◆ DATA LINES:
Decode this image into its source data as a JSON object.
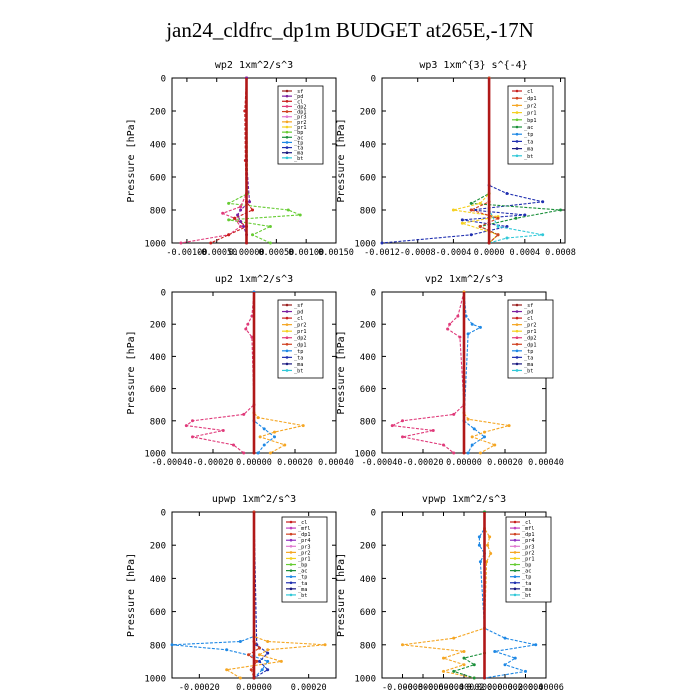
{
  "title": "jan24_cldfrc_dp1m  BUDGET at265E,-17N",
  "colors": {
    "sf": "#9b1e1e",
    "pd": "#7a1fa0",
    "cl": "#c81e1e",
    "dp2": "#e03a7a",
    "dp1": "#d04020",
    "pr3": "#e07ad0",
    "pr2": "#f5a623",
    "pr1": "#f5d020",
    "bp": "#66cc33",
    "ac": "#1a8f3a",
    "tp": "#1e88e5",
    "ta": "#1f2fb0",
    "ma": "#1a1a80",
    "bt": "#30c8d8",
    "mfl": "#c040c0",
    "pr4": "#9030c0"
  },
  "chart_data": [
    {
      "type": "line",
      "title": "wp2  1xm^2/s^3",
      "ylabel": "Pressure [hPa]",
      "xlim": [
        -0.00125,
        0.0015
      ],
      "ylim": [
        1000,
        0
      ],
      "xticks": [
        -0.001,
        -0.0005,
        0,
        0.0005,
        0.001,
        0.0015
      ],
      "xtick_labels": [
        "-0.00100",
        "-0.00050",
        "0.00000",
        "0.00050",
        "0.00100",
        "0.00150"
      ],
      "yticks": [
        0,
        200,
        400,
        600,
        800,
        1000
      ],
      "ytick_labels": [
        "0",
        "200",
        "400",
        "600",
        "800",
        "1000"
      ],
      "legend": [
        "_sf",
        "_pd",
        "_cl",
        "_dp2",
        "_dp1",
        "_pr3",
        "_pr2",
        "_pr1",
        "_bp",
        "_ac",
        "_tp",
        "_ta",
        "_ma",
        "_bt"
      ],
      "series": [
        {
          "name": "_bp",
          "p": [
            0,
            700,
            760,
            800,
            830,
            860,
            900,
            950,
            1000
          ],
          "x": [
            0,
            2e-05,
            -0.0003,
            0.0007,
            0.0009,
            -0.0003,
            0.0004,
            0.0001,
            0.0004
          ]
        },
        {
          "name": "_dp2",
          "p": [
            0,
            700,
            780,
            820,
            850,
            900,
            950,
            1000
          ],
          "x": [
            0,
            0,
            -0.0001,
            -0.0004,
            -0.0002,
            -0.0001,
            -0.0003,
            -0.0011
          ]
        },
        {
          "name": "_cl",
          "p": [
            0,
            200,
            500,
            750,
            800,
            850,
            900,
            950,
            1000
          ],
          "x": [
            0,
            -3e-05,
            -2e-05,
            0,
            0.0001,
            -0.0002,
            0,
            -0.0003,
            -0.0006
          ]
        },
        {
          "name": "_pd",
          "p": [
            0,
            500,
            750,
            800,
            830,
            870,
            900,
            950,
            1000
          ],
          "x": [
            0,
            0,
            5e-05,
            -0.0001,
            -0.00015,
            -0.0001,
            -5e-05,
            0,
            0
          ]
        },
        {
          "name": "_sf",
          "p": [
            0,
            1000
          ],
          "x": [
            0,
            0
          ]
        }
      ]
    },
    {
      "type": "line",
      "title": "wp3  1xm^{3} s^{-4}",
      "ylabel": "Pressure [hPa]",
      "xlim": [
        -0.0012,
        0.00085
      ],
      "ylim": [
        1000,
        0
      ],
      "xticks": [
        -0.0012,
        -0.0008,
        -0.0004,
        0,
        0.0004,
        0.0008
      ],
      "xtick_labels": [
        "-0.0012",
        "-0.0008",
        "-0.0004",
        "0.0000",
        "0.0004",
        "0.0008"
      ],
      "yticks": [
        0,
        200,
        400,
        600,
        800,
        1000
      ],
      "ytick_labels": [
        "0",
        "200",
        "400",
        "600",
        "800",
        "1000"
      ],
      "legend": [
        "_cl",
        "_dp1",
        "_pr2",
        "_pr1",
        "_bp1",
        "_ac",
        "_tp",
        "_ta",
        "_ma",
        "_bt"
      ],
      "series": [
        {
          "name": "_ta",
          "p": [
            0,
            650,
            700,
            750,
            800,
            830,
            860,
            900,
            950,
            1000
          ],
          "x": [
            0,
            0,
            0.0002,
            0.0006,
            -0.0002,
            0.0004,
            -0.0003,
            0.0002,
            -0.0002,
            -0.0012
          ]
        },
        {
          "name": "_ac",
          "p": [
            0,
            700,
            760,
            800,
            850,
            900,
            950,
            1000
          ],
          "x": [
            0,
            0,
            -0.0002,
            0.0008,
            0.0003,
            -0.0001,
            0.0001,
            0
          ]
        },
        {
          "name": "_pr1",
          "p": [
            0,
            700,
            760,
            800,
            840,
            880,
            950,
            1000
          ],
          "x": [
            0,
            0,
            -0.0001,
            -0.0004,
            0.0001,
            -0.0003,
            0.0001,
            0
          ]
        },
        {
          "name": "_bt",
          "p": [
            0,
            800,
            900,
            950,
            970,
            1000
          ],
          "x": [
            0,
            0,
            0.0001,
            0.0006,
            0.0002,
            0
          ]
        },
        {
          "name": "_dp1",
          "p": [
            0,
            750,
            800,
            850,
            900,
            950,
            1000
          ],
          "x": [
            0,
            0,
            -0.0002,
            0.0001,
            -0.0001,
            0.0001,
            0
          ]
        },
        {
          "name": "_cl",
          "p": [
            0,
            1000
          ],
          "x": [
            0,
            0
          ]
        }
      ]
    },
    {
      "type": "line",
      "title": "up2  1xm^2/s^3",
      "ylabel": "Pressure [hPa]",
      "xlim": [
        -0.0004,
        0.0004
      ],
      "ylim": [
        1000,
        0
      ],
      "xticks": [
        -0.0004,
        -0.0002,
        0,
        0.0002,
        0.0004
      ],
      "xtick_labels": [
        "-0.00040",
        "-0.00020",
        "0.00000",
        "0.00020",
        "0.00040"
      ],
      "yticks": [
        0,
        200,
        400,
        600,
        800,
        1000
      ],
      "ytick_labels": [
        "0",
        "200",
        "400",
        "600",
        "800",
        "1000"
      ],
      "legend": [
        "_sf",
        "_pd",
        "_cl",
        "_pr2",
        "_pr1",
        "_dp2",
        "_dp1",
        "_tp",
        "_ta",
        "_ma",
        "_bt"
      ],
      "series": [
        {
          "name": "_dp2",
          "p": [
            0,
            150,
            200,
            230,
            280,
            700,
            760,
            800,
            830,
            860,
            900,
            950,
            1000
          ],
          "x": [
            0,
            -1e-05,
            -3e-05,
            -4e-05,
            -1e-05,
            0,
            -5e-05,
            -0.0003,
            -0.00033,
            -0.00015,
            -0.0003,
            -0.0001,
            -5e-05
          ]
        },
        {
          "name": "_pr2",
          "p": [
            0,
            750,
            780,
            830,
            870,
            900,
            950,
            1000
          ],
          "x": [
            0,
            0,
            2e-05,
            0.00024,
            0.0001,
            3e-05,
            0.00015,
            8e-05
          ]
        },
        {
          "name": "_tp",
          "p": [
            0,
            800,
            850,
            900,
            950,
            1000
          ],
          "x": [
            0,
            0,
            5e-05,
            0.0001,
            5e-05,
            2e-05
          ]
        },
        {
          "name": "_sf",
          "p": [
            0,
            1000
          ],
          "x": [
            0,
            0
          ]
        }
      ]
    },
    {
      "type": "line",
      "title": "vp2  1xm^2/s^3",
      "ylabel": "Pressure [hPa]",
      "xlim": [
        -0.0004,
        0.0004
      ],
      "ylim": [
        1000,
        0
      ],
      "xticks": [
        -0.0004,
        -0.0002,
        0,
        0.0002,
        0.0004
      ],
      "xtick_labels": [
        "-0.00040",
        "-0.00020",
        "0.00000",
        "0.00020",
        "0.00040"
      ],
      "yticks": [
        0,
        200,
        400,
        600,
        800,
        1000
      ],
      "ytick_labels": [
        "0",
        "200",
        "400",
        "600",
        "800",
        "1000"
      ],
      "legend": [
        "_sf",
        "_pd",
        "_cl",
        "_pr2",
        "_pr1",
        "_dp2",
        "_dp1",
        "_tp",
        "_ta",
        "_ma",
        "_bt"
      ],
      "series": [
        {
          "name": "_dp2",
          "p": [
            0,
            150,
            200,
            230,
            280,
            700,
            760,
            800,
            830,
            860,
            900,
            950,
            1000
          ],
          "x": [
            0,
            -3e-05,
            -7e-05,
            -8e-05,
            -2e-05,
            0,
            -5e-05,
            -0.0003,
            -0.00035,
            -0.00015,
            -0.0003,
            -0.0001,
            -5e-05
          ]
        },
        {
          "name": "_tp",
          "p": [
            0,
            150,
            200,
            220,
            260,
            800,
            850,
            900,
            950,
            1000
          ],
          "x": [
            0,
            1e-05,
            4e-05,
            8e-05,
            2e-05,
            0,
            5e-05,
            0.0001,
            4e-05,
            2e-05
          ]
        },
        {
          "name": "_pr2",
          "p": [
            0,
            750,
            790,
            830,
            870,
            900,
            950,
            1000
          ],
          "x": [
            0,
            0,
            2e-05,
            0.00022,
            0.0001,
            4e-05,
            0.00015,
            8e-05
          ]
        },
        {
          "name": "_sf",
          "p": [
            0,
            1000
          ],
          "x": [
            0,
            0
          ]
        }
      ]
    },
    {
      "type": "line",
      "title": "upwp  1xm^2/s^3",
      "ylabel": "Pressure [hPa]",
      "xlim": [
        -0.0003,
        0.0003
      ],
      "ylim": [
        1000,
        0
      ],
      "xticks": [
        -0.0002,
        0,
        0.0002
      ],
      "xtick_labels": [
        "-0.00020",
        "0.00000",
        "0.00020"
      ],
      "yticks": [
        0,
        200,
        400,
        600,
        800,
        1000
      ],
      "ytick_labels": [
        "0",
        "200",
        "400",
        "600",
        "800",
        "1000"
      ],
      "legend": [
        "_cl",
        "_mfl",
        "_dp1",
        "_pr4",
        "_pr3",
        "_pr2",
        "_pr1",
        "_bp",
        "_ac",
        "_tp",
        "_ta",
        "_ma",
        "_bt"
      ],
      "series": [
        {
          "name": "_tp",
          "p": [
            0,
            750,
            780,
            800,
            830,
            870,
            900,
            950,
            1000
          ],
          "x": [
            0,
            0,
            -5e-05,
            -0.0003,
            -0.0001,
            0,
            5e-05,
            3e-05,
            0
          ]
        },
        {
          "name": "_pr2",
          "p": [
            0,
            750,
            780,
            800,
            830,
            860,
            900,
            950,
            1000
          ],
          "x": [
            0,
            0,
            5e-05,
            0.00026,
            5e-05,
            2e-05,
            0.0001,
            -0.0001,
            -5e-05
          ]
        },
        {
          "name": "_ta",
          "p": [
            0,
            800,
            850,
            900,
            950,
            1000
          ],
          "x": [
            0,
            1e-05,
            5e-05,
            2e-05,
            5e-05,
            0
          ]
        },
        {
          "name": "_dp1",
          "p": [
            0,
            780,
            820,
            860,
            900,
            950,
            1000
          ],
          "x": [
            0,
            0,
            2e-05,
            -2e-05,
            1e-05,
            -1e-05,
            0
          ]
        },
        {
          "name": "_cl",
          "p": [
            0,
            1000
          ],
          "x": [
            0,
            0
          ]
        }
      ]
    },
    {
      "type": "line",
      "title": "vpwp  1xm^2/s^3",
      "ylabel": "Pressure [hPa]",
      "xlim": [
        -0.0001,
        6e-05
      ],
      "ylim": [
        1000,
        0
      ],
      "xticks": [
        -8e-05,
        -6e-05,
        -4e-05,
        -2e-05,
        0,
        2e-05,
        4e-05,
        6e-05
      ],
      "xtick_labels": [
        "-0.00008",
        "-0.00006",
        "-0.00004",
        "-0.00002",
        "0.00000",
        "0.00002",
        "0.00004",
        "0.00006"
      ],
      "yticks": [
        0,
        200,
        400,
        600,
        800,
        1000
      ],
      "ytick_labels": [
        "0",
        "200",
        "400",
        "600",
        "800",
        "1000"
      ],
      "legend": [
        "_cl",
        "_mfl",
        "_dp1",
        "_pr4",
        "_pr3",
        "_pr2",
        "_pr1",
        "_bp",
        "_ac",
        "_tp",
        "_ta",
        "_ma",
        "_bt"
      ],
      "series": [
        {
          "name": "_tp",
          "p": [
            0,
            100,
            150,
            200,
            250,
            300,
            700,
            760,
            800,
            840,
            880,
            920,
            960,
            1000
          ],
          "x": [
            0,
            0,
            -5e-06,
            -5e-06,
            0,
            -4e-06,
            0,
            2e-05,
            5e-05,
            1e-05,
            3e-05,
            2e-05,
            4e-05,
            0
          ]
        },
        {
          "name": "_pr2",
          "p": [
            0,
            100,
            150,
            200,
            250,
            300,
            700,
            760,
            800,
            840,
            880,
            920,
            960,
            1000
          ],
          "x": [
            0,
            0,
            5e-06,
            3e-06,
            6e-06,
            2e-06,
            0,
            -3e-05,
            -8e-05,
            -2e-05,
            -4e-05,
            -2e-05,
            -4e-05,
            -1e-05
          ]
        },
        {
          "name": "_ac",
          "p": [
            0,
            850,
            880,
            920,
            960,
            1000
          ],
          "x": [
            0,
            0,
            -2e-05,
            -1e-05,
            -3e-05,
            -1e-05
          ]
        },
        {
          "name": "_cl",
          "p": [
            0,
            1000
          ],
          "x": [
            0,
            0
          ]
        }
      ]
    }
  ]
}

◆ YOUR INSTRUCTIONS:
Pick out and copy the lines of the material that include the word "title".

◆ EXERCISE OUTPUT:
  "title": "jan24_cldfrc_dp1m  BUDGET at265E,-17N",
      "title": "wp2  1xm^2/s^3",
      "title": "wp3  1xm^{3} s^{-4}",
      "title": "up2  1xm^2/s^3",
      "title": "vp2  1xm^2/s^3",
      "title": "upwp  1xm^2/s^3",
      "title": "vpwp  1xm^2/s^3",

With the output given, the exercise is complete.